• **What to produce**
Pictures stay out of the copy; restate everything else in the material exactly.

• **Entries**
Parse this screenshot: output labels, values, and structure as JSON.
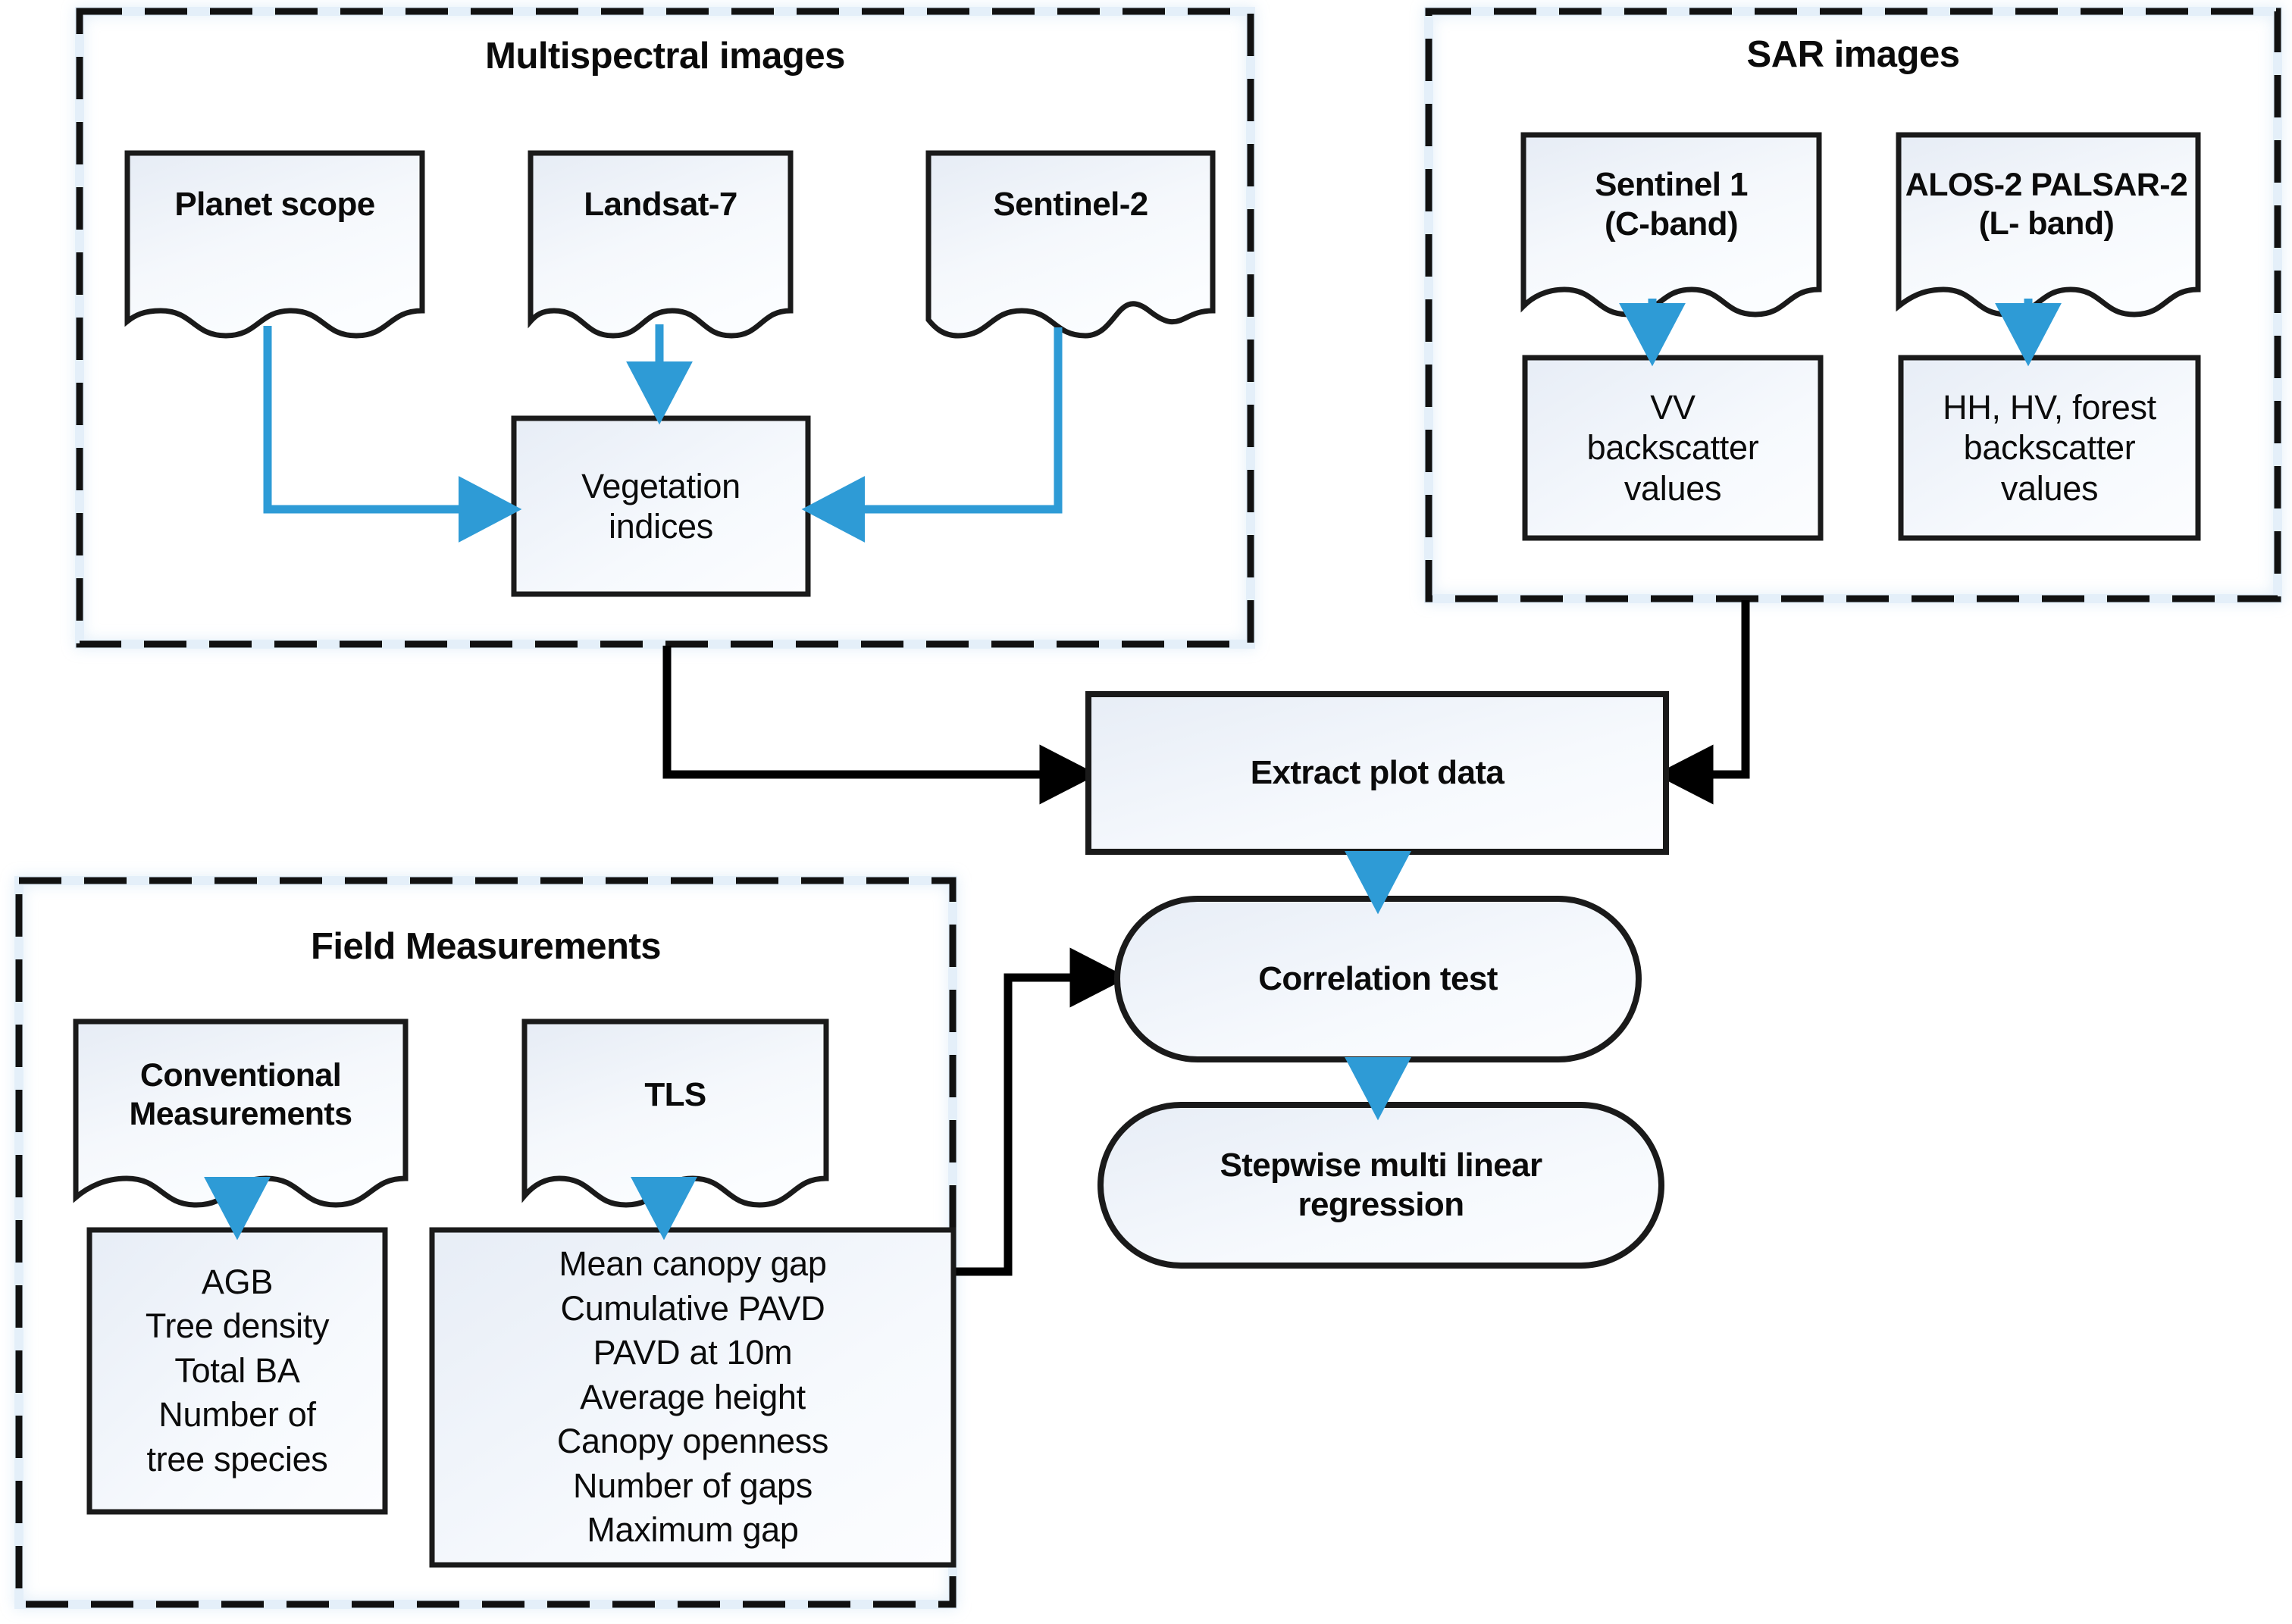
{
  "diagram": {
    "title_hidden": "",
    "colors": {
      "arrow_blue": "#2E9BD6",
      "arrow_black": "#000000",
      "box_border": "#1a1a1a",
      "box_fill_top": "#e8edf5",
      "box_fill_bottom": "#fbfdff",
      "group_dash": "#111111",
      "glow_blue": "#dceaf7"
    },
    "groups": [
      {
        "id": "multispectral",
        "label": "Multispectral images"
      },
      {
        "id": "sar",
        "label": "SAR images"
      },
      {
        "id": "field",
        "label": "Field Measurements"
      }
    ],
    "nodes": {
      "planet_scope": {
        "label": "Planet scope",
        "shape": "document",
        "bold": true
      },
      "landsat7": {
        "label": "Landsat-7",
        "shape": "document",
        "bold": true
      },
      "sentinel2": {
        "label": "Sentinel-2",
        "shape": "document",
        "bold": true
      },
      "vegetation_indices": {
        "lines": [
          "Vegetation",
          "indices"
        ],
        "shape": "rect",
        "bold": false
      },
      "sentinel1": {
        "lines": [
          "Sentinel 1",
          "(C-band)"
        ],
        "shape": "document",
        "bold": true
      },
      "alos2": {
        "lines": [
          "ALOS-2 PALSAR-2",
          "(L- band)"
        ],
        "shape": "document",
        "bold": true
      },
      "vv_backscatter": {
        "lines": [
          "VV",
          "backscatter",
          "values"
        ],
        "shape": "rect",
        "bold": false
      },
      "hh_hv_backscatter": {
        "lines": [
          "HH, HV, forest",
          "backscatter",
          "values"
        ],
        "shape": "rect",
        "bold": false
      },
      "conventional_measurements": {
        "lines": [
          "Conventional",
          "Measurements"
        ],
        "shape": "document",
        "bold": true
      },
      "tls": {
        "label": "TLS",
        "shape": "document",
        "bold": true
      },
      "conventional_outputs": {
        "lines": [
          "AGB",
          "Tree density",
          "Total BA",
          "Number of",
          "tree species"
        ],
        "shape": "rect",
        "bold": false
      },
      "tls_outputs": {
        "lines": [
          "Mean canopy gap",
          "Cumulative PAVD",
          "PAVD at 10m",
          "Average height",
          "Canopy openness",
          "Number of gaps",
          "Maximum gap"
        ],
        "shape": "rect",
        "bold": false
      },
      "extract_plot_data": {
        "label": "Extract plot data",
        "shape": "rect",
        "bold": true
      },
      "correlation_test": {
        "label": "Correlation test",
        "shape": "rounded",
        "bold": true
      },
      "stepwise_regression": {
        "lines": [
          "Stepwise multi linear",
          "regression"
        ],
        "shape": "rounded",
        "bold": true
      }
    },
    "edges": [
      {
        "from": "planet_scope",
        "to": "vegetation_indices",
        "color": "blue",
        "style": "elbow"
      },
      {
        "from": "landsat7",
        "to": "vegetation_indices",
        "color": "blue",
        "style": "straight"
      },
      {
        "from": "sentinel2",
        "to": "vegetation_indices",
        "color": "blue",
        "style": "elbow"
      },
      {
        "from": "sentinel1",
        "to": "vv_backscatter",
        "color": "blue",
        "style": "straight"
      },
      {
        "from": "alos2",
        "to": "hh_hv_backscatter",
        "color": "blue",
        "style": "straight"
      },
      {
        "from": "conventional_measurements",
        "to": "conventional_outputs",
        "color": "blue",
        "style": "straight"
      },
      {
        "from": "tls",
        "to": "tls_outputs",
        "color": "blue",
        "style": "straight"
      },
      {
        "from": "multispectral",
        "to": "extract_plot_data",
        "color": "black",
        "style": "elbow"
      },
      {
        "from": "sar",
        "to": "extract_plot_data",
        "color": "black",
        "style": "elbow"
      },
      {
        "from": "extract_plot_data",
        "to": "correlation_test",
        "color": "blue",
        "style": "straight"
      },
      {
        "from": "field",
        "to": "correlation_test",
        "color": "black",
        "style": "elbow"
      },
      {
        "from": "correlation_test",
        "to": "stepwise_regression",
        "color": "blue",
        "style": "straight"
      }
    ]
  }
}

• **The answer**
Parse this screenshot: output labels, values, and structure as JSON.
{
  "diagram": {
    "title_hidden": "",
    "colors": {
      "arrow_blue": "#2E9BD6",
      "arrow_black": "#000000",
      "box_border": "#1a1a1a",
      "box_fill_top": "#e8edf5",
      "box_fill_bottom": "#fbfdff",
      "group_dash": "#111111",
      "glow_blue": "#dceaf7"
    },
    "groups": [
      {
        "id": "multispectral",
        "label": "Multispectral images"
      },
      {
        "id": "sar",
        "label": "SAR images"
      },
      {
        "id": "field",
        "label": "Field Measurements"
      }
    ],
    "nodes": {
      "planet_scope": {
        "label": "Planet scope",
        "shape": "document",
        "bold": true
      },
      "landsat7": {
        "label": "Landsat-7",
        "shape": "document",
        "bold": true
      },
      "sentinel2": {
        "label": "Sentinel-2",
        "shape": "document",
        "bold": true
      },
      "vegetation_indices": {
        "lines": [
          "Vegetation",
          "indices"
        ],
        "shape": "rect",
        "bold": false
      },
      "sentinel1": {
        "lines": [
          "Sentinel 1",
          "(C-band)"
        ],
        "shape": "document",
        "bold": true
      },
      "alos2": {
        "lines": [
          "ALOS-2 PALSAR-2",
          "(L- band)"
        ],
        "shape": "document",
        "bold": true
      },
      "vv_backscatter": {
        "lines": [
          "VV",
          "backscatter",
          "values"
        ],
        "shape": "rect",
        "bold": false
      },
      "hh_hv_backscatter": {
        "lines": [
          "HH, HV, forest",
          "backscatter",
          "values"
        ],
        "shape": "rect",
        "bold": false
      },
      "conventional_measurements": {
        "lines": [
          "Conventional",
          "Measurements"
        ],
        "shape": "document",
        "bold": true
      },
      "tls": {
        "label": "TLS",
        "shape": "document",
        "bold": true
      },
      "conventional_outputs": {
        "lines": [
          "AGB",
          "Tree density",
          "Total BA",
          "Number of",
          "tree species"
        ],
        "shape": "rect",
        "bold": false
      },
      "tls_outputs": {
        "lines": [
          "Mean canopy gap",
          "Cumulative PAVD",
          "PAVD at 10m",
          "Average height",
          "Canopy openness",
          "Number of gaps",
          "Maximum gap"
        ],
        "shape": "rect",
        "bold": false
      },
      "extract_plot_data": {
        "label": "Extract plot data",
        "shape": "rect",
        "bold": true
      },
      "correlation_test": {
        "label": "Correlation test",
        "shape": "rounded",
        "bold": true
      },
      "stepwise_regression": {
        "lines": [
          "Stepwise multi linear",
          "regression"
        ],
        "shape": "rounded",
        "bold": true
      }
    },
    "edges": [
      {
        "from": "planet_scope",
        "to": "vegetation_indices",
        "color": "blue",
        "style": "elbow"
      },
      {
        "from": "landsat7",
        "to": "vegetation_indices",
        "color": "blue",
        "style": "straight"
      },
      {
        "from": "sentinel2",
        "to": "vegetation_indices",
        "color": "blue",
        "style": "elbow"
      },
      {
        "from": "sentinel1",
        "to": "vv_backscatter",
        "color": "blue",
        "style": "straight"
      },
      {
        "from": "alos2",
        "to": "hh_hv_backscatter",
        "color": "blue",
        "style": "straight"
      },
      {
        "from": "conventional_measurements",
        "to": "conventional_outputs",
        "color": "blue",
        "style": "straight"
      },
      {
        "from": "tls",
        "to": "tls_outputs",
        "color": "blue",
        "style": "straight"
      },
      {
        "from": "multispectral",
        "to": "extract_plot_data",
        "color": "black",
        "style": "elbow"
      },
      {
        "from": "sar",
        "to": "extract_plot_data",
        "color": "black",
        "style": "elbow"
      },
      {
        "from": "extract_plot_data",
        "to": "correlation_test",
        "color": "blue",
        "style": "straight"
      },
      {
        "from": "field",
        "to": "correlation_test",
        "color": "black",
        "style": "elbow"
      },
      {
        "from": "correlation_test",
        "to": "stepwise_regression",
        "color": "blue",
        "style": "straight"
      }
    ]
  }
}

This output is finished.